Task description: Spot each line in the records below where the word "xlabel" occurs, then copy it.

** BEGIN Material provided **

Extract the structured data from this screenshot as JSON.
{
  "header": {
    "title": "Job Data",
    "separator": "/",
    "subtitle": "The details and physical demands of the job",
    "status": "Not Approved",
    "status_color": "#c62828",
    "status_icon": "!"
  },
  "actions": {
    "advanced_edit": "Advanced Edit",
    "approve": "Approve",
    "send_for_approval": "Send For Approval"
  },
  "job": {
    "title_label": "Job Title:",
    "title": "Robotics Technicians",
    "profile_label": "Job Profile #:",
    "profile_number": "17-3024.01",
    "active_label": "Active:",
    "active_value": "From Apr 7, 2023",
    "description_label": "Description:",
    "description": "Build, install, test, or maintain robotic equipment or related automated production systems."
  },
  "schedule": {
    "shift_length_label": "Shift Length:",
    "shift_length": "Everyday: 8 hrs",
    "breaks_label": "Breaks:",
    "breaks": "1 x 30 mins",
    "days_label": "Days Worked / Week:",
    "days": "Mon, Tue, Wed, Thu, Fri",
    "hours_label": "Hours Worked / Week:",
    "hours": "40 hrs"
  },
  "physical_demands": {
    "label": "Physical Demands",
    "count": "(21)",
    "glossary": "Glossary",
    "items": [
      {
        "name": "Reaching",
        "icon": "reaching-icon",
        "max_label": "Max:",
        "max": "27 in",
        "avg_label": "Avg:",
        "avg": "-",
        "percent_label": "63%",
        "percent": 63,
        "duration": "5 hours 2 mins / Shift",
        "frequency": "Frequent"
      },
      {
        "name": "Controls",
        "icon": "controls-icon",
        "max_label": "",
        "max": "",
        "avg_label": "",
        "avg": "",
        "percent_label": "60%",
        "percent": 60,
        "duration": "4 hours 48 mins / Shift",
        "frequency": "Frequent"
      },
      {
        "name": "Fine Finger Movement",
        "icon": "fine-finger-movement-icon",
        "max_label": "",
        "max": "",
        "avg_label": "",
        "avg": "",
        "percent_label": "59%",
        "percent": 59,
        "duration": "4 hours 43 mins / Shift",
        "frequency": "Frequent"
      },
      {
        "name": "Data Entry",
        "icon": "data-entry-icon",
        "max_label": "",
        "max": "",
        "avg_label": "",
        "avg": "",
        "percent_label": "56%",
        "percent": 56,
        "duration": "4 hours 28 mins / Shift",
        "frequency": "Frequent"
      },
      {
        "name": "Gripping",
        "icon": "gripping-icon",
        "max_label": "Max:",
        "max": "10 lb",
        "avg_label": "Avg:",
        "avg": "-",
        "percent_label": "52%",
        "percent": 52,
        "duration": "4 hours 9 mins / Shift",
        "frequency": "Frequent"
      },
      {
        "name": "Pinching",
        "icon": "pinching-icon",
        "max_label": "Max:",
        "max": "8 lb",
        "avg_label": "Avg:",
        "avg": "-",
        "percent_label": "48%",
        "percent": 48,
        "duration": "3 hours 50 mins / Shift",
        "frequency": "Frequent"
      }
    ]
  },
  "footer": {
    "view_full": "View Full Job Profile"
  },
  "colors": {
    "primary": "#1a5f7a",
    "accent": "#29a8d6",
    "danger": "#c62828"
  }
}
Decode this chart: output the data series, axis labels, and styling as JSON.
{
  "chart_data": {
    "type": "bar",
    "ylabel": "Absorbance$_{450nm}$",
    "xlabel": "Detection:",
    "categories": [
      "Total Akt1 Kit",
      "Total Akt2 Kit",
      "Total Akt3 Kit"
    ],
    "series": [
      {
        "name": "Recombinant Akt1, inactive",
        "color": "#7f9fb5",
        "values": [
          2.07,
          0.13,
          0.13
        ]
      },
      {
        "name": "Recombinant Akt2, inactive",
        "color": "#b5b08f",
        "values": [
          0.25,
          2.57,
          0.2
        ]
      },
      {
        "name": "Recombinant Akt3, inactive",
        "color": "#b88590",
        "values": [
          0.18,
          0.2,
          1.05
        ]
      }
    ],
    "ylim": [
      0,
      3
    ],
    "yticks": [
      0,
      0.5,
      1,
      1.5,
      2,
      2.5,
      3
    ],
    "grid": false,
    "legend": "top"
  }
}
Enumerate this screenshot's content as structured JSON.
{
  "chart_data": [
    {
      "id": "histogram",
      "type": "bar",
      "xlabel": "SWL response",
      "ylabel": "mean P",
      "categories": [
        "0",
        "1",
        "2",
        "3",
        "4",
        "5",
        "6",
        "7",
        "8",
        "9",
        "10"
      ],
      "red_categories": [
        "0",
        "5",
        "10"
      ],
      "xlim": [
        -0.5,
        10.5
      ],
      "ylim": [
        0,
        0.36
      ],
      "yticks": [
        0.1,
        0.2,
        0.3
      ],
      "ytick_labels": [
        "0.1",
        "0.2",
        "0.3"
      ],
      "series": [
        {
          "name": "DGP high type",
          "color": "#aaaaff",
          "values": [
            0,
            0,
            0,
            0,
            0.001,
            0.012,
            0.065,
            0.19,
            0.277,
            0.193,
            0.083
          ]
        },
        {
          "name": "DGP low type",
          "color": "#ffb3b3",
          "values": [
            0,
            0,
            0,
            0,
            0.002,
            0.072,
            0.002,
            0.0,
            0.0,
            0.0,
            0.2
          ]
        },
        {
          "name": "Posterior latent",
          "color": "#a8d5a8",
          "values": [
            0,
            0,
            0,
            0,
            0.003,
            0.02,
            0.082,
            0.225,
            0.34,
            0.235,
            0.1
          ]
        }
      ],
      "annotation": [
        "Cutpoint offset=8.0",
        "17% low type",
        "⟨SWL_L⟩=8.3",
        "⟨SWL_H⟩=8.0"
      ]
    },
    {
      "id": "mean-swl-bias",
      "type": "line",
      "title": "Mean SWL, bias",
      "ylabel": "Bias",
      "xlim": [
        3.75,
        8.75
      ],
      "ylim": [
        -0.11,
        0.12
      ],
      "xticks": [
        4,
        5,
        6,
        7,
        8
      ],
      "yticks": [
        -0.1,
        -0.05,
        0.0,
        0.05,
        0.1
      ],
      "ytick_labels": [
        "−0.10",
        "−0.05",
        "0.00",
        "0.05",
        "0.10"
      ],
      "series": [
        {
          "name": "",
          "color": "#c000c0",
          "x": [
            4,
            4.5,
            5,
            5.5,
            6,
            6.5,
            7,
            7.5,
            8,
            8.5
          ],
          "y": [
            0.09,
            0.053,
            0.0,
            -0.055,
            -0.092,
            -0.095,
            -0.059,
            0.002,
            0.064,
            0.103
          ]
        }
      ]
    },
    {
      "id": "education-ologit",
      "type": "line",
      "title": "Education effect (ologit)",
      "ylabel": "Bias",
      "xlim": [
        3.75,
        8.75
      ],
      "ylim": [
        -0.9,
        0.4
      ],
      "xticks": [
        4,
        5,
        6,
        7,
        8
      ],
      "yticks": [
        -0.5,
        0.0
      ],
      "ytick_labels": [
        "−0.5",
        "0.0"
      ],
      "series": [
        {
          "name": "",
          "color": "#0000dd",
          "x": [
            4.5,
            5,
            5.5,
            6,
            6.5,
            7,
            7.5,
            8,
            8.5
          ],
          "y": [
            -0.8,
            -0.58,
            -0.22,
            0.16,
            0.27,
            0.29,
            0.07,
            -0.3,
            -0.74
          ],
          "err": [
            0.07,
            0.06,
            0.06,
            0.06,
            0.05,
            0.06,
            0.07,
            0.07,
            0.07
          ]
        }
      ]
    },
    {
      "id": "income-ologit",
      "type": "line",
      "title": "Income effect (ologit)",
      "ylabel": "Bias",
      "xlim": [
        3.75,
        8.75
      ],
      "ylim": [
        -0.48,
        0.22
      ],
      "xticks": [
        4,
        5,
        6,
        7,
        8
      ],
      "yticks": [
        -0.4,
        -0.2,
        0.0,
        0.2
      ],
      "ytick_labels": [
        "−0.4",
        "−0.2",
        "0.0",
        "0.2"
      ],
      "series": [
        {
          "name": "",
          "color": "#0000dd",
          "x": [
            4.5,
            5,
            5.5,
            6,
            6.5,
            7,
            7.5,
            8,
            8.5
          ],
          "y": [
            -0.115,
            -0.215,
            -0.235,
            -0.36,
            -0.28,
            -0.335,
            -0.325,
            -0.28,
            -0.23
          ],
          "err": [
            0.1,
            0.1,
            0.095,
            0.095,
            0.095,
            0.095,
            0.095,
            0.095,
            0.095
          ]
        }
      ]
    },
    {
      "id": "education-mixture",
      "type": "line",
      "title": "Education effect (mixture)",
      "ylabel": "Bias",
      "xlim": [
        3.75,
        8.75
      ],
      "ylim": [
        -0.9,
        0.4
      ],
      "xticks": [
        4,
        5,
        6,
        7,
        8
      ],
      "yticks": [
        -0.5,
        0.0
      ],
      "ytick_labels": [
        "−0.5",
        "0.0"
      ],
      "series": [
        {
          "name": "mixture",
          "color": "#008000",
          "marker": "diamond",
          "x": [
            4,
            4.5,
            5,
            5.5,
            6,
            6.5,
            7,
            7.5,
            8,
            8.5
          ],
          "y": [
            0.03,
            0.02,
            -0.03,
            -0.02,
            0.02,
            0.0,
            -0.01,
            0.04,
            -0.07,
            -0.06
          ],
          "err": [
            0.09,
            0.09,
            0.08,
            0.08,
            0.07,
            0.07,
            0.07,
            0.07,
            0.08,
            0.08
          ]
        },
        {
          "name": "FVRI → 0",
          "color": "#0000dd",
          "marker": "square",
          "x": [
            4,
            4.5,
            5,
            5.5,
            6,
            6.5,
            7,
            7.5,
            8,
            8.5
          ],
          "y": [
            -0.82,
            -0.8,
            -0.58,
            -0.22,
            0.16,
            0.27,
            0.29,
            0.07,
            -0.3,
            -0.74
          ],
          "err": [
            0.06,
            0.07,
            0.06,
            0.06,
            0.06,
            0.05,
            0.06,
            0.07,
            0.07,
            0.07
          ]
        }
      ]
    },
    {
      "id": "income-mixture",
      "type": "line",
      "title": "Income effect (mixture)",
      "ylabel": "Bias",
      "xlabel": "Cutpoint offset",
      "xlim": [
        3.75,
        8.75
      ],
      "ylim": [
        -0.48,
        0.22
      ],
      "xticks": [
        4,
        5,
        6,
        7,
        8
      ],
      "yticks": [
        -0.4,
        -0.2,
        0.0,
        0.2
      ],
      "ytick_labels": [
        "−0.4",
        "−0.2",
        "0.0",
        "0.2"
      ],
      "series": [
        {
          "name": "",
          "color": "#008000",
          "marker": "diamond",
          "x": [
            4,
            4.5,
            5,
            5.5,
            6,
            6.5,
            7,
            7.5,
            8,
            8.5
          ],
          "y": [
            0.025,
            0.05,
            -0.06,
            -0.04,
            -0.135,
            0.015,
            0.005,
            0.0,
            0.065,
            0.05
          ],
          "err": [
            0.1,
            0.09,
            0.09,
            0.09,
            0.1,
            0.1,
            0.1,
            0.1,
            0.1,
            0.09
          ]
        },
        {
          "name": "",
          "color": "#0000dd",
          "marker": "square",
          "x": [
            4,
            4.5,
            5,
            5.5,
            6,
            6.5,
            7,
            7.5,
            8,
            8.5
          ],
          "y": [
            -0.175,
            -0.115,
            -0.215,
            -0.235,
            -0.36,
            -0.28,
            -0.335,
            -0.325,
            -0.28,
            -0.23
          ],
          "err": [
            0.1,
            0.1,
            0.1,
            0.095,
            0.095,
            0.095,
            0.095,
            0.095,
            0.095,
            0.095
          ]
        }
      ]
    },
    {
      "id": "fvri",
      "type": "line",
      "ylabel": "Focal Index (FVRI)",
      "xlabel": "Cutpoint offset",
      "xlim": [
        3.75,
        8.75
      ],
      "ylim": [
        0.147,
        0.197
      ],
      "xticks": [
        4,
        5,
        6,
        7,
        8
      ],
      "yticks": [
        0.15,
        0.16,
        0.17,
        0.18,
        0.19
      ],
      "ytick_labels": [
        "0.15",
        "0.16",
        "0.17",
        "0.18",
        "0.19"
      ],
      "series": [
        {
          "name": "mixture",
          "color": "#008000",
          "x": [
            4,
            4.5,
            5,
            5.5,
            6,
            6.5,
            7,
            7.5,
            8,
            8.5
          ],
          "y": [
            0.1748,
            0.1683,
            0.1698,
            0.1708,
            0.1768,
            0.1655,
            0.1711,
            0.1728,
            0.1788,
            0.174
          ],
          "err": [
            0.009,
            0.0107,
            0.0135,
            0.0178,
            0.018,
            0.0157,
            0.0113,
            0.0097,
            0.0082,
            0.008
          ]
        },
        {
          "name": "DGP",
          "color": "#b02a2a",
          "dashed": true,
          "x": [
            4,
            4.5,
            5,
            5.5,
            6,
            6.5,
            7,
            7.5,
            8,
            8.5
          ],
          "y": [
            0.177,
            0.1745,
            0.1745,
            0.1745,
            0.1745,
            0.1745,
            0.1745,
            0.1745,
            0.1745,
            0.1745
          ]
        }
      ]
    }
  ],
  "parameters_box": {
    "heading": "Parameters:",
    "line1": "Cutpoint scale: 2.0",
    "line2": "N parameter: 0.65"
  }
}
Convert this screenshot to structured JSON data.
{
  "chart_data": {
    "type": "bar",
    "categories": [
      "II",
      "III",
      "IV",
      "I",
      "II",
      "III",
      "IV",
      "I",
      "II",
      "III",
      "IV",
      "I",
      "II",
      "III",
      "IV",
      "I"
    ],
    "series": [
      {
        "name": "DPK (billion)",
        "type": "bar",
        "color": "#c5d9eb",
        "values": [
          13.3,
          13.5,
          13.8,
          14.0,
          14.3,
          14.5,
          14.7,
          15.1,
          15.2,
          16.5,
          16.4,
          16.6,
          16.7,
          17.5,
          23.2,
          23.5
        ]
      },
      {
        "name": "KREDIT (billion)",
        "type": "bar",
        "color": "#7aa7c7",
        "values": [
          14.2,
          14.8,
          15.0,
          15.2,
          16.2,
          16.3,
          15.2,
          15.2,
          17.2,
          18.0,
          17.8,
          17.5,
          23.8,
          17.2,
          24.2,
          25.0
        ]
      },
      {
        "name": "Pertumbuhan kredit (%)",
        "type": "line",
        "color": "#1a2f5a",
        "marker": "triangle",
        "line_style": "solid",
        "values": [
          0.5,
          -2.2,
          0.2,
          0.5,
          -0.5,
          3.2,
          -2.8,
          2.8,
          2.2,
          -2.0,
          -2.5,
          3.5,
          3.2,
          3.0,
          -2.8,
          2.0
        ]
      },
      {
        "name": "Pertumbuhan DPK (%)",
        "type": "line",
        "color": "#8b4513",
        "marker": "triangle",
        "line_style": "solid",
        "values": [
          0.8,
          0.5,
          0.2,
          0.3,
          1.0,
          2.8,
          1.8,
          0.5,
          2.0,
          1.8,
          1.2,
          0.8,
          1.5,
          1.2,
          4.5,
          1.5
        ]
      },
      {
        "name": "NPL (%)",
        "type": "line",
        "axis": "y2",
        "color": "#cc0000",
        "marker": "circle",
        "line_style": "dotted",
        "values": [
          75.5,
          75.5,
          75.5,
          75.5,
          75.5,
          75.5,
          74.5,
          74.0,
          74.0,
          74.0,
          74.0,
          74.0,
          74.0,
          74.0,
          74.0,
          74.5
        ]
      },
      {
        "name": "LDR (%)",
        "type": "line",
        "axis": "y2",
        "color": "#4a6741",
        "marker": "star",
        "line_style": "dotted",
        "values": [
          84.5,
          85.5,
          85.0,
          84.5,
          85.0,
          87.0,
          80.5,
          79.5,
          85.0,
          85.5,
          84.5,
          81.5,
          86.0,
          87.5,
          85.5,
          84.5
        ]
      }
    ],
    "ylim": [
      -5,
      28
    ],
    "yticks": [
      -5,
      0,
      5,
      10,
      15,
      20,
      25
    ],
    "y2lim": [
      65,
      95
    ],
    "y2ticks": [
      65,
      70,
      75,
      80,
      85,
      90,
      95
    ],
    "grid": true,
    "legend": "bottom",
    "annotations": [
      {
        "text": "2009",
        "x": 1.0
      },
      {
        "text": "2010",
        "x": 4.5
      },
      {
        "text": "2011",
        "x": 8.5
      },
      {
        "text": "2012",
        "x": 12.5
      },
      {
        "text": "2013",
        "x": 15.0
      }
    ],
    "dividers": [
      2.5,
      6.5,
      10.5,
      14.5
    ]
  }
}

** END Material provided **

Response to the exercise:
    "xlabel": "Detection:",
      "xlabel": "SWL response",
      "xlabel": "Cutpoint offset",
      "xlabel": "Cutpoint offset",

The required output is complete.